____ DATASET ROWS

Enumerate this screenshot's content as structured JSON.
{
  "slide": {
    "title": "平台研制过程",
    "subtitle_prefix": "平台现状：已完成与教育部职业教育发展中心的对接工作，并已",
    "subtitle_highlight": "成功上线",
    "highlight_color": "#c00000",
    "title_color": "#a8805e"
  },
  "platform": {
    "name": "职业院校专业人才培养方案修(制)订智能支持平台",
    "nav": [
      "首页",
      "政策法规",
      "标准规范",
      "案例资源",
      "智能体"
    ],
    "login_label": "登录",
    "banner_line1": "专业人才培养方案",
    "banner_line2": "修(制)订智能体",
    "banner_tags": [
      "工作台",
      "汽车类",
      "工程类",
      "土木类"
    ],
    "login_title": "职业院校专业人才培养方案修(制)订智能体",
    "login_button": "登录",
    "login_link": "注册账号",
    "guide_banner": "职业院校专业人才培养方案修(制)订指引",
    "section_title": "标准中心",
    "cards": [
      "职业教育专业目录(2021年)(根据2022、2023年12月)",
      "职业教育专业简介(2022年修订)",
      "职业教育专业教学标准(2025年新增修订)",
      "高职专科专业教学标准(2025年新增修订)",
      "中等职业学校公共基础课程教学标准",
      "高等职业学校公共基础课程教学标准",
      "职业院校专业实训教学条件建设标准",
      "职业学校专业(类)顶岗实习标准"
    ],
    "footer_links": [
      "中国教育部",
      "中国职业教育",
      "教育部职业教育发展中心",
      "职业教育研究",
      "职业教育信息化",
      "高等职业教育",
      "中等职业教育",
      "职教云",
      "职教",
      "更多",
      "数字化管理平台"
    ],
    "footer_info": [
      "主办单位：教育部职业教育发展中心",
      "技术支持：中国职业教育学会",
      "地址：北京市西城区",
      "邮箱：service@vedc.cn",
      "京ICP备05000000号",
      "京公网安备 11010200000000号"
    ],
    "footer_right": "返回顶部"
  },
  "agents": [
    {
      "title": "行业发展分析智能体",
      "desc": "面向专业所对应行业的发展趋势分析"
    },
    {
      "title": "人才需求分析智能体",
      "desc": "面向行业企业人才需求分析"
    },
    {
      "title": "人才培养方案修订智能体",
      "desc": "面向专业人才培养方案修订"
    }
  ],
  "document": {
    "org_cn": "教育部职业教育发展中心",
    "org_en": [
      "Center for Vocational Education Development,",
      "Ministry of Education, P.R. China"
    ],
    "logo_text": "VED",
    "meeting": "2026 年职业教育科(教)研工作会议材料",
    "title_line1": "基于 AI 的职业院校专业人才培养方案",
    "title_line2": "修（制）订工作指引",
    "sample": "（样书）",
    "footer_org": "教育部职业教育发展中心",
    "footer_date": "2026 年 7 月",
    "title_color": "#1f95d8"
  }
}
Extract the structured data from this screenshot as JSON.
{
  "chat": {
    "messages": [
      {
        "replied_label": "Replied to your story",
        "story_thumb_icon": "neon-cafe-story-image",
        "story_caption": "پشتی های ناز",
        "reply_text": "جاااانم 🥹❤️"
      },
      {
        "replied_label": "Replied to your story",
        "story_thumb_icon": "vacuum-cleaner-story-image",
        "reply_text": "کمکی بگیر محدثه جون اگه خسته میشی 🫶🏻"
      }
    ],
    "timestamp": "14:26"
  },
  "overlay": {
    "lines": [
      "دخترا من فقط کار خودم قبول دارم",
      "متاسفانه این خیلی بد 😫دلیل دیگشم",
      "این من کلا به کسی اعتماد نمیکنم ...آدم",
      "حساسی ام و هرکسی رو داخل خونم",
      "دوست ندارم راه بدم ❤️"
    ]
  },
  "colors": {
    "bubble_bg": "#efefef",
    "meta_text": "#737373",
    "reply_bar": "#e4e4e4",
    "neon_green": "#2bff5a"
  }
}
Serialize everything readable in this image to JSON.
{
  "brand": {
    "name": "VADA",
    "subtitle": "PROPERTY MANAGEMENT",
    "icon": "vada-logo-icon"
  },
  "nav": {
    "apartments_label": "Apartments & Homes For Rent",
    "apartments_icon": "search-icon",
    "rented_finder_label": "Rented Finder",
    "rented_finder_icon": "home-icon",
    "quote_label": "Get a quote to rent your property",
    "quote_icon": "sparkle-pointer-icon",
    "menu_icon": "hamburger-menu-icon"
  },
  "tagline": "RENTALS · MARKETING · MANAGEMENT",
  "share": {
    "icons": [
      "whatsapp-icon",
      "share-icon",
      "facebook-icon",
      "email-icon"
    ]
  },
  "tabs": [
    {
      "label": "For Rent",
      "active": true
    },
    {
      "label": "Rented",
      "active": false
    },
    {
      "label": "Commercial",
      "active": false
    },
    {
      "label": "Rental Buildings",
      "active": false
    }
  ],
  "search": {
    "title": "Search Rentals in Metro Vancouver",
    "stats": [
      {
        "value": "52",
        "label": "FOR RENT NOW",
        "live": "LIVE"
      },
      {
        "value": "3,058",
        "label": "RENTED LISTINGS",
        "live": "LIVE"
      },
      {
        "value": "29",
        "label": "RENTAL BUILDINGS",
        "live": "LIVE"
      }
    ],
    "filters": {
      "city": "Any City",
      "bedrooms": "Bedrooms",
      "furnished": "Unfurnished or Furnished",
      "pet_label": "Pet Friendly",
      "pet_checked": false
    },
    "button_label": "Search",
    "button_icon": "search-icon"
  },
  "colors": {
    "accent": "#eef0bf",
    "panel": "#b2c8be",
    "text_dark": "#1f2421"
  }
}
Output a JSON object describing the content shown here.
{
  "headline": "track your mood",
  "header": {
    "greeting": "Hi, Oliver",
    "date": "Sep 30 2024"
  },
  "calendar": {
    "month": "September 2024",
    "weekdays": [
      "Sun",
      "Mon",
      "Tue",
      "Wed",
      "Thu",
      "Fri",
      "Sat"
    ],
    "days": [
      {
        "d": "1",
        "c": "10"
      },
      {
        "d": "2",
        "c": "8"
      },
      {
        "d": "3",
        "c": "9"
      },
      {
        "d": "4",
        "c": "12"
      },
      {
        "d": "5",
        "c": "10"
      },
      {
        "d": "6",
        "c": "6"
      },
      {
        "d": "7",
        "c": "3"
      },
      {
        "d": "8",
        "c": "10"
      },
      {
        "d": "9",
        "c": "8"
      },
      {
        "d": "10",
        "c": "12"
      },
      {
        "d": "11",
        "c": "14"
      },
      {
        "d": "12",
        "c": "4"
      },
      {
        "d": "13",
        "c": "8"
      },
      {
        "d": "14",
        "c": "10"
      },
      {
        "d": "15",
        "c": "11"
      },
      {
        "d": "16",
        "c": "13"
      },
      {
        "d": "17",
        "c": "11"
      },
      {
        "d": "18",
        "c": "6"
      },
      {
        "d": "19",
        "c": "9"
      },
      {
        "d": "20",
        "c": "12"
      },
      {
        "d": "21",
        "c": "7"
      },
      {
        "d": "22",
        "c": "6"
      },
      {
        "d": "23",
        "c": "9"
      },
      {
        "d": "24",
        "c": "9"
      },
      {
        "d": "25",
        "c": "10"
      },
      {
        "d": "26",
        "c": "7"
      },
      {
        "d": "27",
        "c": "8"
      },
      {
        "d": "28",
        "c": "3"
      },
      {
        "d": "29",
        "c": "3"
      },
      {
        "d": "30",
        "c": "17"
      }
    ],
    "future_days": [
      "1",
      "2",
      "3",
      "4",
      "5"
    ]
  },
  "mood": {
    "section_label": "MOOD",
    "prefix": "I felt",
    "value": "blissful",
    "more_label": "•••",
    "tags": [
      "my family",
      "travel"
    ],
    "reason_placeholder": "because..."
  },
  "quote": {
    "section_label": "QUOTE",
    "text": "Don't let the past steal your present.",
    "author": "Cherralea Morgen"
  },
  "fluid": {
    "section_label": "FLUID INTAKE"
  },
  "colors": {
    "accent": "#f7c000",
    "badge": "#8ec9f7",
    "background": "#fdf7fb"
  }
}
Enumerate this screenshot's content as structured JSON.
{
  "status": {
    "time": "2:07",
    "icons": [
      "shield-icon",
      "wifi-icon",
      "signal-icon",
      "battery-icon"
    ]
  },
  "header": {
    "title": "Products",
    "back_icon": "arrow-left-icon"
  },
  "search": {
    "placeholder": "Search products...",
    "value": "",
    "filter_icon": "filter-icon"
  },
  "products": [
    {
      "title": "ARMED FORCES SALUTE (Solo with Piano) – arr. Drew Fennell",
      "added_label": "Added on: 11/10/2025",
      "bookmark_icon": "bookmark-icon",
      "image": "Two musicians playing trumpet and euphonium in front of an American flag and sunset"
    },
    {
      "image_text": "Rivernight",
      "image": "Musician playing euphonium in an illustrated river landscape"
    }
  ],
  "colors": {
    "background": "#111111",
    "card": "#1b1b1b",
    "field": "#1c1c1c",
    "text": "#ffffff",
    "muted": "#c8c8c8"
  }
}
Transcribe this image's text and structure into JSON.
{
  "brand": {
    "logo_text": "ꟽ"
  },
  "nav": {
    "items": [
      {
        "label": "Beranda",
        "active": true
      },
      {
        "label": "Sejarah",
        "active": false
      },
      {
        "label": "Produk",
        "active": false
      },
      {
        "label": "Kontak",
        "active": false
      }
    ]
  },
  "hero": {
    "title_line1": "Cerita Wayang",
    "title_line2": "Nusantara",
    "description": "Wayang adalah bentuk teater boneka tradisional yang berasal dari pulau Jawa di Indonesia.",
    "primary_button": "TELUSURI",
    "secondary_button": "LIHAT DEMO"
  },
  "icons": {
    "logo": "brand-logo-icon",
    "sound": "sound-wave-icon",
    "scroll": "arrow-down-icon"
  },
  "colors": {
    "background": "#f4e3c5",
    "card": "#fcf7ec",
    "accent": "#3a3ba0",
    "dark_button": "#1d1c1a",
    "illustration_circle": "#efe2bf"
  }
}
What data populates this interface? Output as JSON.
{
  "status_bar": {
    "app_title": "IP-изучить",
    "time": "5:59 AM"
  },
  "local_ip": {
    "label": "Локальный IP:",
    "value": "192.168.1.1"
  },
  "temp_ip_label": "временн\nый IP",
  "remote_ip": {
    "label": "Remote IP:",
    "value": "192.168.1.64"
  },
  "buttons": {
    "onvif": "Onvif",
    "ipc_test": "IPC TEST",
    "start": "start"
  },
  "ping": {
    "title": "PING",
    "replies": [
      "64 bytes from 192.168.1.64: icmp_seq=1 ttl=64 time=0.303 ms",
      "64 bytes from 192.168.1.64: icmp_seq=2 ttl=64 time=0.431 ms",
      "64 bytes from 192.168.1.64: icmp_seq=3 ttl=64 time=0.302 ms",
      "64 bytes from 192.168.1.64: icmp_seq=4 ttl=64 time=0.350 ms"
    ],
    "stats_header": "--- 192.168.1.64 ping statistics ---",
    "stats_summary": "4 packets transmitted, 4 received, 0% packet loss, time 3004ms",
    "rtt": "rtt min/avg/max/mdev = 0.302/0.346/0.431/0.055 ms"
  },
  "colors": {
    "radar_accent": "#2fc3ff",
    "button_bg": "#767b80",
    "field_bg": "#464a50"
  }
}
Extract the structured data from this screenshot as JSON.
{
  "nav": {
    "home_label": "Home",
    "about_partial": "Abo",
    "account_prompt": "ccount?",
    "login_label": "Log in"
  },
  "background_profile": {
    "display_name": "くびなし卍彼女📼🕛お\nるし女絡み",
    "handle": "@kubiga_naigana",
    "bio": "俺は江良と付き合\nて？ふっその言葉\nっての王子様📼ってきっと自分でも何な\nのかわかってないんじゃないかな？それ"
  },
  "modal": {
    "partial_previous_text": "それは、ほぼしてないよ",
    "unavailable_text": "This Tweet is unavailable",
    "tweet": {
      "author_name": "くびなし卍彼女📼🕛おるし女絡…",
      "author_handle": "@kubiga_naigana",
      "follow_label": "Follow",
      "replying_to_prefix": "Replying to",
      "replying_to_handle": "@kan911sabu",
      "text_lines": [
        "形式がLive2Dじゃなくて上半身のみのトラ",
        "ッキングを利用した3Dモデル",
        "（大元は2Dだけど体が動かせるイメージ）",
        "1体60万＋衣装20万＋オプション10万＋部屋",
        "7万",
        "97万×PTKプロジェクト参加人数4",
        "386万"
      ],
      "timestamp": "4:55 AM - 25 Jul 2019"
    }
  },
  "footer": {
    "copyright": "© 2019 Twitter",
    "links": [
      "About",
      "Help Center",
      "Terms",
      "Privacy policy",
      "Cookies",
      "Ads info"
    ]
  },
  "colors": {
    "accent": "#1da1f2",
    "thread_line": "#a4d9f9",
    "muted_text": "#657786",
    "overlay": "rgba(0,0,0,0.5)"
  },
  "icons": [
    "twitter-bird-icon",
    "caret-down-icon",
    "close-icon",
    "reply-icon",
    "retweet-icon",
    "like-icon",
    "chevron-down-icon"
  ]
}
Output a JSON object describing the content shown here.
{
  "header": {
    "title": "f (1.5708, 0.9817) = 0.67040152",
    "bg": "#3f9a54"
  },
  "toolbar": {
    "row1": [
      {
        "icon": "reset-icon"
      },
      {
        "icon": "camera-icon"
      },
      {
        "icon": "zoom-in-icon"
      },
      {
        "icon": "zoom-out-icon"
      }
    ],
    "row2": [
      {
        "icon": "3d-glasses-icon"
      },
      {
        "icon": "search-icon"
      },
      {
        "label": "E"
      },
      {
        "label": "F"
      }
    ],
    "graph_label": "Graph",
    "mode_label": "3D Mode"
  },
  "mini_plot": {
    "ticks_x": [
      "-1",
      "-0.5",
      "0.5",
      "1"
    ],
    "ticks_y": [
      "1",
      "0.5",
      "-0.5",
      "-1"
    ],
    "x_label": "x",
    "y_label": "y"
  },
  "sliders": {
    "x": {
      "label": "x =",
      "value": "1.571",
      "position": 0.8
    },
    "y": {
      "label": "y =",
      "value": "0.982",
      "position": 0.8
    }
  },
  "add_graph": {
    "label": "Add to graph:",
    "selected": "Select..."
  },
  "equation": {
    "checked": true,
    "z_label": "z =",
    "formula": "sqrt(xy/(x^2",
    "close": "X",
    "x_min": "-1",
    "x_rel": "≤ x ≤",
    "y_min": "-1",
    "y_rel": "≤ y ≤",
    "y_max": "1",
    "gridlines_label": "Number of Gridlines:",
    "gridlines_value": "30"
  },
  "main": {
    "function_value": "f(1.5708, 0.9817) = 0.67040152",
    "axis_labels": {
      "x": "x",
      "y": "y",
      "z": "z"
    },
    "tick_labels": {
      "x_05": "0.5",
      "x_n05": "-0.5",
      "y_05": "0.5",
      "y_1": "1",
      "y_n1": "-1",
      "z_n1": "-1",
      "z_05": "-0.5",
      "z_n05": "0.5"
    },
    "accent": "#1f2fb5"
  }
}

________

REQUEST:
Pull out each line of the records holding the string "euphonium".

RESULT BELOW:
      "image": "Two musicians playing trumpet and euphonium in front of an American flag and sunset"
      "image": "Musician playing euphonium in an illustrated river landscape"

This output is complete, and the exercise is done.